## YOUR GOAL
All lines below must be repeated exactly, with the pictures omitted.

start

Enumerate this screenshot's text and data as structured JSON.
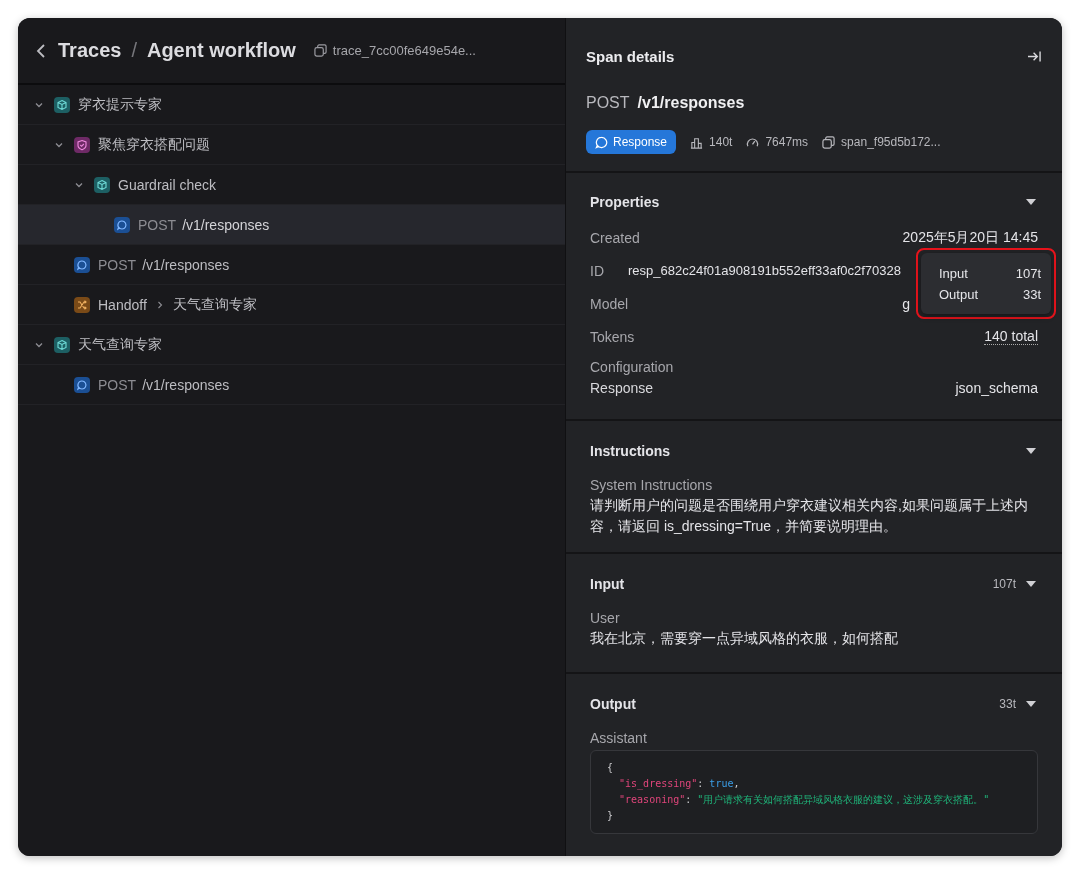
{
  "breadcrumb": [
    {
      "label": "Traces"
    },
    {
      "label": "Agent workflow"
    }
  ],
  "breadcrumb_separator": "/",
  "trace_id": "trace_7cc00fe649e54e...",
  "tree": [
    {
      "kind": "agent",
      "label": "穿衣提示专家",
      "expanded": true,
      "selected": false,
      "children": [
        {
          "kind": "guardrail",
          "label": "聚焦穿衣搭配问题",
          "expanded": true,
          "selected": false,
          "children": [
            {
              "kind": "agent",
              "label": "Guardrail check",
              "expanded": true,
              "selected": false,
              "children": [
                {
                  "kind": "response",
                  "method": "POST",
                  "path": "/v1/responses",
                  "selected": true
                }
              ]
            }
          ]
        },
        {
          "kind": "response",
          "method": "POST",
          "path": "/v1/responses",
          "selected": false
        },
        {
          "kind": "handoff",
          "label": "Handoff",
          "target": "天气查询专家",
          "selected": false
        }
      ]
    },
    {
      "kind": "agent",
      "label": "天气查询专家",
      "expanded": true,
      "selected": false,
      "children": [
        {
          "kind": "response",
          "method": "POST",
          "path": "/v1/responses",
          "selected": false
        }
      ]
    }
  ],
  "details": {
    "title": "Span details",
    "method": "POST",
    "path": "/v1/responses",
    "badge": "Response",
    "tokens": "140t",
    "duration": "7647ms",
    "span_id": "span_f95d5b172..."
  },
  "properties": {
    "title": "Properties",
    "expanded": true,
    "rows": [
      {
        "label": "Created",
        "value": "2025年5月20日 14:45",
        "kind": "right"
      },
      {
        "label": "ID",
        "value": "resp_682c24f01a908191b552eff33af0c2f70328",
        "kind": "inline"
      },
      {
        "label": "Model",
        "value": "g",
        "kind": "covered"
      },
      {
        "label": "Tokens",
        "value": "140 total",
        "kind": "underlined"
      }
    ],
    "config_title": "Configuration",
    "config_rows": [
      {
        "label": "Response",
        "value": "json_schema"
      }
    ]
  },
  "tooltip": {
    "highlighted": true,
    "rows": [
      {
        "label": "Input",
        "value": "107t"
      },
      {
        "label": "Output",
        "value": "33t"
      }
    ]
  },
  "instructions": {
    "title": "Instructions",
    "expanded": true,
    "role": "System Instructions",
    "text": "请判断用户的问题是否围绕用户穿衣建议相关内容,如果问题属于上述内容，请返回 is_dressing=True，并简要说明理由。"
  },
  "input": {
    "title": "Input",
    "expanded": true,
    "count": "107t",
    "role": "User",
    "text": "我在北京，需要穿一点异域风格的衣服，如何搭配"
  },
  "output": {
    "title": "Output",
    "expanded": true,
    "count": "33t",
    "role": "Assistant",
    "code": [
      [
        {
          "kind": "punct",
          "text": "{"
        }
      ],
      [
        {
          "kind": "key",
          "text": "  \"is_dressing\""
        },
        {
          "kind": "punct",
          "text": ": "
        },
        {
          "kind": "bool",
          "text": "true"
        },
        {
          "kind": "punct",
          "text": ","
        }
      ],
      [
        {
          "kind": "key",
          "text": "  \"reasoning\""
        },
        {
          "kind": "punct",
          "text": ": "
        },
        {
          "kind": "string",
          "text": "\"用户请求有关如何搭配异域风格衣服的建议，这涉及穿衣搭配。\""
        }
      ],
      [
        {
          "kind": "punct",
          "text": "}"
        }
      ]
    ]
  }
}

end

## EXPECTED ANSWER
Enumerate this screenshot's text and data as structured JSON.
{
  "breadcrumb": [
    {
      "label": "Traces"
    },
    {
      "label": "Agent workflow"
    }
  ],
  "breadcrumb_separator": "/",
  "trace_id": "trace_7cc00fe649e54e...",
  "tree": [
    {
      "kind": "agent",
      "label": "穿衣提示专家",
      "expanded": true,
      "selected": false,
      "children": [
        {
          "kind": "guardrail",
          "label": "聚焦穿衣搭配问题",
          "expanded": true,
          "selected": false,
          "children": [
            {
              "kind": "agent",
              "label": "Guardrail check",
              "expanded": true,
              "selected": false,
              "children": [
                {
                  "kind": "response",
                  "method": "POST",
                  "path": "/v1/responses",
                  "selected": true
                }
              ]
            }
          ]
        },
        {
          "kind": "response",
          "method": "POST",
          "path": "/v1/responses",
          "selected": false
        },
        {
          "kind": "handoff",
          "label": "Handoff",
          "target": "天气查询专家",
          "selected": false
        }
      ]
    },
    {
      "kind": "agent",
      "label": "天气查询专家",
      "expanded": true,
      "selected": false,
      "children": [
        {
          "kind": "response",
          "method": "POST",
          "path": "/v1/responses",
          "selected": false
        }
      ]
    }
  ],
  "details": {
    "title": "Span details",
    "method": "POST",
    "path": "/v1/responses",
    "badge": "Response",
    "tokens": "140t",
    "duration": "7647ms",
    "span_id": "span_f95d5b172..."
  },
  "properties": {
    "title": "Properties",
    "expanded": true,
    "rows": [
      {
        "label": "Created",
        "value": "2025年5月20日 14:45",
        "kind": "right"
      },
      {
        "label": "ID",
        "value": "resp_682c24f01a908191b552eff33af0c2f70328",
        "kind": "inline"
      },
      {
        "label": "Model",
        "value": "g",
        "kind": "covered"
      },
      {
        "label": "Tokens",
        "value": "140 total",
        "kind": "underlined"
      }
    ],
    "config_title": "Configuration",
    "config_rows": [
      {
        "label": "Response",
        "value": "json_schema"
      }
    ]
  },
  "tooltip": {
    "highlighted": true,
    "rows": [
      {
        "label": "Input",
        "value": "107t"
      },
      {
        "label": "Output",
        "value": "33t"
      }
    ]
  },
  "instructions": {
    "title": "Instructions",
    "expanded": true,
    "role": "System Instructions",
    "text": "请判断用户的问题是否围绕用户穿衣建议相关内容,如果问题属于上述内容，请返回 is_dressing=True，并简要说明理由。"
  },
  "input": {
    "title": "Input",
    "expanded": true,
    "count": "107t",
    "role": "User",
    "text": "我在北京，需要穿一点异域风格的衣服，如何搭配"
  },
  "output": {
    "title": "Output",
    "expanded": true,
    "count": "33t",
    "role": "Assistant",
    "code": [
      [
        {
          "kind": "punct",
          "text": "{"
        }
      ],
      [
        {
          "kind": "key",
          "text": "  \"is_dressing\""
        },
        {
          "kind": "punct",
          "text": ": "
        },
        {
          "kind": "bool",
          "text": "true"
        },
        {
          "kind": "punct",
          "text": ","
        }
      ],
      [
        {
          "kind": "key",
          "text": "  \"reasoning\""
        },
        {
          "kind": "punct",
          "text": ": "
        },
        {
          "kind": "string",
          "text": "\"用户请求有关如何搭配异域风格衣服的建议，这涉及穿衣搭配。\""
        }
      ],
      [
        {
          "kind": "punct",
          "text": "}"
        }
      ]
    ]
  }
}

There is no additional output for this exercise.